> _Data listing_
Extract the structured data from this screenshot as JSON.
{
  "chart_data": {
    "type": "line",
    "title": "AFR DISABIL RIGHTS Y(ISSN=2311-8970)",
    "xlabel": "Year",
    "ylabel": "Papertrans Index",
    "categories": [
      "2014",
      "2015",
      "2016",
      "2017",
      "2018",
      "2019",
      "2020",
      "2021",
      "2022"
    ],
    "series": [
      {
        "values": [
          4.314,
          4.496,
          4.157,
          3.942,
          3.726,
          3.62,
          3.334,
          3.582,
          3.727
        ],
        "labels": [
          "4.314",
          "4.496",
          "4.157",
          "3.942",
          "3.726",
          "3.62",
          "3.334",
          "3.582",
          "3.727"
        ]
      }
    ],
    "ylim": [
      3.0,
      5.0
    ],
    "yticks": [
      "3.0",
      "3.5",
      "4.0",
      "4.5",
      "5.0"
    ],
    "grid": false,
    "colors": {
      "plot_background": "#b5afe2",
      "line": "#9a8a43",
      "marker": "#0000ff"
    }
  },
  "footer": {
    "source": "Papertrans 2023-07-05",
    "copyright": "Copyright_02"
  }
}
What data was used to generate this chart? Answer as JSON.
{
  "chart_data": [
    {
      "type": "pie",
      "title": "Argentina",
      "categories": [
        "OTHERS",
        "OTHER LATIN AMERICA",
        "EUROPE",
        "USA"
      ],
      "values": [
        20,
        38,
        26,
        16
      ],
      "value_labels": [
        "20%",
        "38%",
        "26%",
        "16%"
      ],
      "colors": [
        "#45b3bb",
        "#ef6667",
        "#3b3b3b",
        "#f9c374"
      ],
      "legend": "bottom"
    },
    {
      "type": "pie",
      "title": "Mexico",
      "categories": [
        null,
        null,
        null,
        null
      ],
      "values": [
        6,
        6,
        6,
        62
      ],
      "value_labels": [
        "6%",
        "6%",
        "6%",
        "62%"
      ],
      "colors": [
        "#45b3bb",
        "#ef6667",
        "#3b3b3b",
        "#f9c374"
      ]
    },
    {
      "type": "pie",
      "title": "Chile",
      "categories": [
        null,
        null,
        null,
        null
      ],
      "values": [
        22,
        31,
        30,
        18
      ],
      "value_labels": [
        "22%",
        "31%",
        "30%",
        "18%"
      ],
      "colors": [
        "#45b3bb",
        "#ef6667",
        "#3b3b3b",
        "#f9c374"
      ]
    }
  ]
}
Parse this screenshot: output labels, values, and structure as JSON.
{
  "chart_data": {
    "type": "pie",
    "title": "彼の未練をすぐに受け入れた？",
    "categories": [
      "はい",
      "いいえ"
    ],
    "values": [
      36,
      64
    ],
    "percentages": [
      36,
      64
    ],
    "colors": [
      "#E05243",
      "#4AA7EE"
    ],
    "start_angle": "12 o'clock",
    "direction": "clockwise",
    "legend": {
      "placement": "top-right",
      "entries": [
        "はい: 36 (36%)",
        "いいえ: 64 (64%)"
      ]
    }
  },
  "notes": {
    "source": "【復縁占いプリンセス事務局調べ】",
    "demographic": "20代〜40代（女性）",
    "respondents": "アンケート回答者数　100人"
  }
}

> _Task to carry out_
Each line from the one containing "Parse this screenshot: output" to the end of the records should be echoed exactly, and no other line.

> _The result_
Parse this screenshot: output labels, values, and structure as JSON.
{
  "chart_data": {
    "type": "pie",
    "title": "彼の未練をすぐに受け入れた？",
    "categories": [
      "はい",
      "いいえ"
    ],
    "values": [
      36,
      64
    ],
    "percentages": [
      36,
      64
    ],
    "colors": [
      "#E05243",
      "#4AA7EE"
    ],
    "start_angle": "12 o'clock",
    "direction": "clockwise",
    "legend": {
      "placement": "top-right",
      "entries": [
        "はい: 36 (36%)",
        "いいえ: 64 (64%)"
      ]
    }
  },
  "notes": {
    "source": "【復縁占いプリンセス事務局調べ】",
    "demographic": "20代〜40代（女性）",
    "respondents": "アンケート回答者数　100人"
  }
}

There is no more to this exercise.